---- DATA ROWS

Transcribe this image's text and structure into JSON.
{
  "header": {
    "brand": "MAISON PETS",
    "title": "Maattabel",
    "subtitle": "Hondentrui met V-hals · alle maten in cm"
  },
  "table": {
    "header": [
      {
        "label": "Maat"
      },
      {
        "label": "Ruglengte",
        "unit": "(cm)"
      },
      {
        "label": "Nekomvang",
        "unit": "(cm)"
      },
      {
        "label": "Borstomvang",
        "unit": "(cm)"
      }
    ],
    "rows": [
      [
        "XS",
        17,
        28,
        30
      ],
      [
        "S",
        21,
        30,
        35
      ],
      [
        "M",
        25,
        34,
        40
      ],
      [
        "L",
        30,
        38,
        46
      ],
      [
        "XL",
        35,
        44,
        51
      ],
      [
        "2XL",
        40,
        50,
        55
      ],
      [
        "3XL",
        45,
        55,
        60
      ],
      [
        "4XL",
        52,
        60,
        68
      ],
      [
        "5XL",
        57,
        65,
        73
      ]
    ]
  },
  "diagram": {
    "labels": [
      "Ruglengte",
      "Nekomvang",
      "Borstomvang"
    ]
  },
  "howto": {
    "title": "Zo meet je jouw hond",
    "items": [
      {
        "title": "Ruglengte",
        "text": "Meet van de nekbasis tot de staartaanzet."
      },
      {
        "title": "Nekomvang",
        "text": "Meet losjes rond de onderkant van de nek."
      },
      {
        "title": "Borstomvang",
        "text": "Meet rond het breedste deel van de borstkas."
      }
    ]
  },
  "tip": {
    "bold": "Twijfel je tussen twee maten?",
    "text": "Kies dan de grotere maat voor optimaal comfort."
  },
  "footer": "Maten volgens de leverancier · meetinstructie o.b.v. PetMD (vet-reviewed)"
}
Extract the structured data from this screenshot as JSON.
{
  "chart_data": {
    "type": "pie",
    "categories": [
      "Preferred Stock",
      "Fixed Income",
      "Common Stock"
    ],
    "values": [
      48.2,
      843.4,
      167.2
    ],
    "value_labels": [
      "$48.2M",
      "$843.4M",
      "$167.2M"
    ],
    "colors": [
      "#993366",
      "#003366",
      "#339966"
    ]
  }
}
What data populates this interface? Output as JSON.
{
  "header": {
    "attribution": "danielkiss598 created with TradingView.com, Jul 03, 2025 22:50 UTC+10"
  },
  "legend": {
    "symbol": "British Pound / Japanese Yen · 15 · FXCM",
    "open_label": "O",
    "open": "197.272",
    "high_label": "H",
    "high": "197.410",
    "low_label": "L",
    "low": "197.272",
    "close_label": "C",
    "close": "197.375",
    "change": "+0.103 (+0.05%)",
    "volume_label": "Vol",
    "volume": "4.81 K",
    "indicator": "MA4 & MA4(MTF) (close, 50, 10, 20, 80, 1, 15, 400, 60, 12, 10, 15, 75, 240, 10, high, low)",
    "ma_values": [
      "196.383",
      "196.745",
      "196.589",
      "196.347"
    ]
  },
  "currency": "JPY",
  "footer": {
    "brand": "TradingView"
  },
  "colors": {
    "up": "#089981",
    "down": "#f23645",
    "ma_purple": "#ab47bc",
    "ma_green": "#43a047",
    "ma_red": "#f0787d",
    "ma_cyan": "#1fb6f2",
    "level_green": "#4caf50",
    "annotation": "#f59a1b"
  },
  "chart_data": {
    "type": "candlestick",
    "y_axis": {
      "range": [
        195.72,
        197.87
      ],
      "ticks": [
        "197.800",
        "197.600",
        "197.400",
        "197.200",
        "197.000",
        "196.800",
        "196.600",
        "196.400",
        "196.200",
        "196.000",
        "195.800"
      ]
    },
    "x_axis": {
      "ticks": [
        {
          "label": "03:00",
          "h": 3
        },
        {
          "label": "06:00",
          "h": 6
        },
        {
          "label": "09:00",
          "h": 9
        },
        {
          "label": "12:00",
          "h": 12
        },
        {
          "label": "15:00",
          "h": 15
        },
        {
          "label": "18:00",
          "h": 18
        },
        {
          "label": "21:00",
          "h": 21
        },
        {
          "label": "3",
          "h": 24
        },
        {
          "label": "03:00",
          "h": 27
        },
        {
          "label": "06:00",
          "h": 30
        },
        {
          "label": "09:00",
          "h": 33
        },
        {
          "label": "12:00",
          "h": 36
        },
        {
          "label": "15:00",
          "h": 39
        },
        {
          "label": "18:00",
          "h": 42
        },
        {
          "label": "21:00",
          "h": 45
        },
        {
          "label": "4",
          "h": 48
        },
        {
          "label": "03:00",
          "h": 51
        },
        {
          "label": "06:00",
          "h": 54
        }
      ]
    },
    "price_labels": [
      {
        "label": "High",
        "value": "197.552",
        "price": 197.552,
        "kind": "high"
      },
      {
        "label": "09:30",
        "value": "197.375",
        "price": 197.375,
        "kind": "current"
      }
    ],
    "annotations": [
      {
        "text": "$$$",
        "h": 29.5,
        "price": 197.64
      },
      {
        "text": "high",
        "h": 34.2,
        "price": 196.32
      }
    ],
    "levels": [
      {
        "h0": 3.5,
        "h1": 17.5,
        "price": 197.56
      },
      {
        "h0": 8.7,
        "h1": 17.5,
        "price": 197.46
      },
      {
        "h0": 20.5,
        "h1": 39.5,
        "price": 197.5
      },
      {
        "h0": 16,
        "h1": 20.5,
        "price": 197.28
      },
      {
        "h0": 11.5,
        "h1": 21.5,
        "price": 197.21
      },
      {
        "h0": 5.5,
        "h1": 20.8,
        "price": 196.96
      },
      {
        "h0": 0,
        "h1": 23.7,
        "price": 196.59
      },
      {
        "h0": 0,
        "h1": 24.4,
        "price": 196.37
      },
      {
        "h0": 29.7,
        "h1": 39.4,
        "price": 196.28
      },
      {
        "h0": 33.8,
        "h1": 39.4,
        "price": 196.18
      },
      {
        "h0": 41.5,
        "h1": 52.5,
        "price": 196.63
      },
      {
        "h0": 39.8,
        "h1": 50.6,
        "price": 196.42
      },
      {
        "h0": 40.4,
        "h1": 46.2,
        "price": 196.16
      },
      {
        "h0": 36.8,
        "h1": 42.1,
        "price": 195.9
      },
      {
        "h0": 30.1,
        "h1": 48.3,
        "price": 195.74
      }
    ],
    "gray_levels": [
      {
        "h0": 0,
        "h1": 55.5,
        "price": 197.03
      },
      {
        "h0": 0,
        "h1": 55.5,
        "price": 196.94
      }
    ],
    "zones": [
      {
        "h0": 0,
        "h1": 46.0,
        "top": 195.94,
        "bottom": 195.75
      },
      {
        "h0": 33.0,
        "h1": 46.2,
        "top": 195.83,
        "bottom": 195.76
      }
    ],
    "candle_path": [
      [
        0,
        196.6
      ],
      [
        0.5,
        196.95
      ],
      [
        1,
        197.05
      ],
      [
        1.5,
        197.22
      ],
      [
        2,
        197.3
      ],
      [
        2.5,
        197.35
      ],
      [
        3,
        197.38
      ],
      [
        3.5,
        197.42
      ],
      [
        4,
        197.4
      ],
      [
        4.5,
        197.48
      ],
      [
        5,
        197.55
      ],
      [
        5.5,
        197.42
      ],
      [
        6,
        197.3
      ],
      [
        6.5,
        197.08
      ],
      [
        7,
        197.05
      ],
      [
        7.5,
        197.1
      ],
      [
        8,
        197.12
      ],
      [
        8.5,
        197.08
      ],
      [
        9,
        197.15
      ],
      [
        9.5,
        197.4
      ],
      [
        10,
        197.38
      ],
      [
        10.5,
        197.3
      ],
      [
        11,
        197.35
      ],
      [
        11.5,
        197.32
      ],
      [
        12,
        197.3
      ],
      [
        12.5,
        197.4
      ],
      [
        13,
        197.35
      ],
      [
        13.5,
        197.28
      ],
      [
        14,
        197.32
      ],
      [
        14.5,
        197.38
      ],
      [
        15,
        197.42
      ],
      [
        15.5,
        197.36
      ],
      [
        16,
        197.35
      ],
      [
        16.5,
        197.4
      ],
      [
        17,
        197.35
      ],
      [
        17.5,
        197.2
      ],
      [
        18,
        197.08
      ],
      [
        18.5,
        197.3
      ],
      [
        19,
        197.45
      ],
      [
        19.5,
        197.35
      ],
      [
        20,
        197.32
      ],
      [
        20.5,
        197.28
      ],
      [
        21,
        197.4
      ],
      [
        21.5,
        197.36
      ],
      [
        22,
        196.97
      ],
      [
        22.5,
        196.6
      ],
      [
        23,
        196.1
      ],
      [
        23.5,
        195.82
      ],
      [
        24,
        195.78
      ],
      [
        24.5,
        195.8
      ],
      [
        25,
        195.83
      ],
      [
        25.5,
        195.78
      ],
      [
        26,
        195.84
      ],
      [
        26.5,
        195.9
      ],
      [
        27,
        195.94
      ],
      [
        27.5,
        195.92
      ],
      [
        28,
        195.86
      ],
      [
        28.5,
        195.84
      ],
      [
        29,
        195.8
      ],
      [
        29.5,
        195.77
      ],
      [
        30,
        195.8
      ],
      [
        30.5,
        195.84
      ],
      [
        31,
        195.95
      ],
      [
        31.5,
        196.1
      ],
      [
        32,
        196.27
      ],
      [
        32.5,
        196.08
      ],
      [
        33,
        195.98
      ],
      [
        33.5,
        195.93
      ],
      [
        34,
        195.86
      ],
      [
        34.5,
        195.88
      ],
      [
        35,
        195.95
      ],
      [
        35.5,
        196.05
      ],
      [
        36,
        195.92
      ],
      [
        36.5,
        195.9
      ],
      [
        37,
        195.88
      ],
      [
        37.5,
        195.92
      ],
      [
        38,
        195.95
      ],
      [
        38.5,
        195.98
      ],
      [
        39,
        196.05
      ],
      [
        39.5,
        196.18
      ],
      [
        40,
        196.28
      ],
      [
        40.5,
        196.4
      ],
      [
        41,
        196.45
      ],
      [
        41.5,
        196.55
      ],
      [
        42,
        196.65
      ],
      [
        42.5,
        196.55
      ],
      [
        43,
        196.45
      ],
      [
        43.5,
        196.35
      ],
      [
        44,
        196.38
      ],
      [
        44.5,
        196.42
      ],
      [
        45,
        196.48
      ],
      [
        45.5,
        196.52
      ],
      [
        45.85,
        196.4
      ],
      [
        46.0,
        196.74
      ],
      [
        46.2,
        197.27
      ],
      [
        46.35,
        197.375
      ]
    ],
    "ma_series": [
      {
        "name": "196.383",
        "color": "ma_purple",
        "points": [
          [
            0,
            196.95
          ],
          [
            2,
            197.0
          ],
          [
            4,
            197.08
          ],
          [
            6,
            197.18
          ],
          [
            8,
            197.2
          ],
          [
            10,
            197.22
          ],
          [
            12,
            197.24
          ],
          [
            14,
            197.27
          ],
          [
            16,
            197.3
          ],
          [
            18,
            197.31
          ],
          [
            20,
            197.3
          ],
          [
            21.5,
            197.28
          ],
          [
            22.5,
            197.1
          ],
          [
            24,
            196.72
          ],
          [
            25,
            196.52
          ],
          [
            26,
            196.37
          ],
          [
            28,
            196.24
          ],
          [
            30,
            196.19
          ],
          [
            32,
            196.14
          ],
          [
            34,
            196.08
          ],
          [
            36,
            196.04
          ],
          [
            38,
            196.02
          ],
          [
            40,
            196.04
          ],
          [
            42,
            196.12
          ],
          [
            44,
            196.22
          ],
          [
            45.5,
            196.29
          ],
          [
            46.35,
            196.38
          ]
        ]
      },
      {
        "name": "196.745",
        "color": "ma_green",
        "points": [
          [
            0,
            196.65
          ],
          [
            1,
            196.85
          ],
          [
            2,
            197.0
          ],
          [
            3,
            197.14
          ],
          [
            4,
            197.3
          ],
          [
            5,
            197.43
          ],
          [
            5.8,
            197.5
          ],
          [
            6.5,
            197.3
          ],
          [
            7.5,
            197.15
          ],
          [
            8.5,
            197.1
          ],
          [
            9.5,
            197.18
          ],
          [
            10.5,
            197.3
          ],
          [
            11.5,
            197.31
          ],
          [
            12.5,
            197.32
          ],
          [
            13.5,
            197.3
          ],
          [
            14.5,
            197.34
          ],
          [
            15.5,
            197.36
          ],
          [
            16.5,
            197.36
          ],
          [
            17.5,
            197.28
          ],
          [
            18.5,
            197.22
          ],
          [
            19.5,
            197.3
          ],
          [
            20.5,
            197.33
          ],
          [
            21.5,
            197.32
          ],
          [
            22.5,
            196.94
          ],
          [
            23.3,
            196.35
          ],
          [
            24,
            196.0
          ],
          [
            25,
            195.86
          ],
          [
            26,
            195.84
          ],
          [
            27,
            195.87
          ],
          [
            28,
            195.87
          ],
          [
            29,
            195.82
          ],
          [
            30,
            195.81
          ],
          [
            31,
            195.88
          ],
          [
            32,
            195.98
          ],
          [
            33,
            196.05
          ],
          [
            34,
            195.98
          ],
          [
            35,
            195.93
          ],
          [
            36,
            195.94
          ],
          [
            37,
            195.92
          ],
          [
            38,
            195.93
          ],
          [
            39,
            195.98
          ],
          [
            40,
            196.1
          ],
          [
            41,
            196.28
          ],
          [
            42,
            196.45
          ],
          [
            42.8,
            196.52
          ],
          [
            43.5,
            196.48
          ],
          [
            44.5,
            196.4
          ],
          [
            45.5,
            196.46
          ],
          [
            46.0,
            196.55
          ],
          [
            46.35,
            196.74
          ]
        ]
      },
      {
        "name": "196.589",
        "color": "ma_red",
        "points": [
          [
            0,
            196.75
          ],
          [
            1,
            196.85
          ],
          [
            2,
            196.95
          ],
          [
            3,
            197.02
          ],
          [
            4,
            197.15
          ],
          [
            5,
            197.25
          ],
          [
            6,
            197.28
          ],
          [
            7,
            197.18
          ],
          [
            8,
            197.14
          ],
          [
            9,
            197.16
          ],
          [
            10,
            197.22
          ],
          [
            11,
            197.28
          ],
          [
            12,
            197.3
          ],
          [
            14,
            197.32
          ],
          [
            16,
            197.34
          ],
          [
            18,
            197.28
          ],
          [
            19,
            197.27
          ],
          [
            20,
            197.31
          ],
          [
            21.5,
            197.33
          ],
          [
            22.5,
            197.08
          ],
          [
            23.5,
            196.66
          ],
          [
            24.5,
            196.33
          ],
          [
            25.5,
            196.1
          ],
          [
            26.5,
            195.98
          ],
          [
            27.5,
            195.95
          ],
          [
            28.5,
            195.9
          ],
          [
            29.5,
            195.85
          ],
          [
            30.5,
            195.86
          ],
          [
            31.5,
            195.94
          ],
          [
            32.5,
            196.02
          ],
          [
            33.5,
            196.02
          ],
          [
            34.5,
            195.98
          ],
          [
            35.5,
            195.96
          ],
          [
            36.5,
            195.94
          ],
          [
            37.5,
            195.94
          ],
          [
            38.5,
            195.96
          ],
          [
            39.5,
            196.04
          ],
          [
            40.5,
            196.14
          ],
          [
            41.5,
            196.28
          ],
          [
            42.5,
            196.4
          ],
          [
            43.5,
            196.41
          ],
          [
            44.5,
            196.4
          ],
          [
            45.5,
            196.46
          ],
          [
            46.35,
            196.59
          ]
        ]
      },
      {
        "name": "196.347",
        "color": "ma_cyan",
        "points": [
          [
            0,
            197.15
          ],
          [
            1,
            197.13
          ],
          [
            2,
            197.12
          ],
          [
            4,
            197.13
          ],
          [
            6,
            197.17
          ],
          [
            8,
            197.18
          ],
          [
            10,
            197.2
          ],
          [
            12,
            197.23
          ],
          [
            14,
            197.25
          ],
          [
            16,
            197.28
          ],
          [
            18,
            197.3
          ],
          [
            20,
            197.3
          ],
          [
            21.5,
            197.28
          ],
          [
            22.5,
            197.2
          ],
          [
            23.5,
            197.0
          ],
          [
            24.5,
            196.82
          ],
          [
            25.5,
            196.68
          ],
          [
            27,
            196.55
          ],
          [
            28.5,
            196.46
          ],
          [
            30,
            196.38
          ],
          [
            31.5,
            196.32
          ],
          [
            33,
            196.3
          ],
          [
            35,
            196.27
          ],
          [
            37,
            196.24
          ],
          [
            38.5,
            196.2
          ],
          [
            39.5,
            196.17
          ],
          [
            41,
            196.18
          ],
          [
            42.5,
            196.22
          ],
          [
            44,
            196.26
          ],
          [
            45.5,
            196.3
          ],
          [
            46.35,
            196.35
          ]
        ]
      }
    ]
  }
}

--------

▶ **SET EXERCISE**
Show every line from the listing above in which the string "footer" appears.

▶ **SOLUTION TO THE PROBLEM**
  "footer": "Maten volgens de leverancier · meetinstructie o.b.v. PetMD (vet-reviewed)"
  "footer": {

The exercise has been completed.